→ **Given instruction**:
Copy each line that holds "label".

*** Input material ***

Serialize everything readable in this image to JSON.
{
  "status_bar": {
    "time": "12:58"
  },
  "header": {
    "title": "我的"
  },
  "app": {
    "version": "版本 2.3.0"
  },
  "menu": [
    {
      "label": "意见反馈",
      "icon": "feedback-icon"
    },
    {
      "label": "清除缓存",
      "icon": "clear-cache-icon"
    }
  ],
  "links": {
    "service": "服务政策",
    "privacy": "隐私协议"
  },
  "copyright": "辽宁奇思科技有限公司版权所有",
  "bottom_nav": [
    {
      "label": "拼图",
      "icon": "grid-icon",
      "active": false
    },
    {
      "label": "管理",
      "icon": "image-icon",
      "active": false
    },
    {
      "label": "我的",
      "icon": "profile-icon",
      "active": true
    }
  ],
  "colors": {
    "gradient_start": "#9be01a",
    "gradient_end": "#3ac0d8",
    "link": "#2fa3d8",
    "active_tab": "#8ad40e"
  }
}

***

→ **Exercise result**:
      "label": "意见反馈",
      "label": "清除缓存",
      "label": "拼图",
      "label": "管理",
      "label": "我的",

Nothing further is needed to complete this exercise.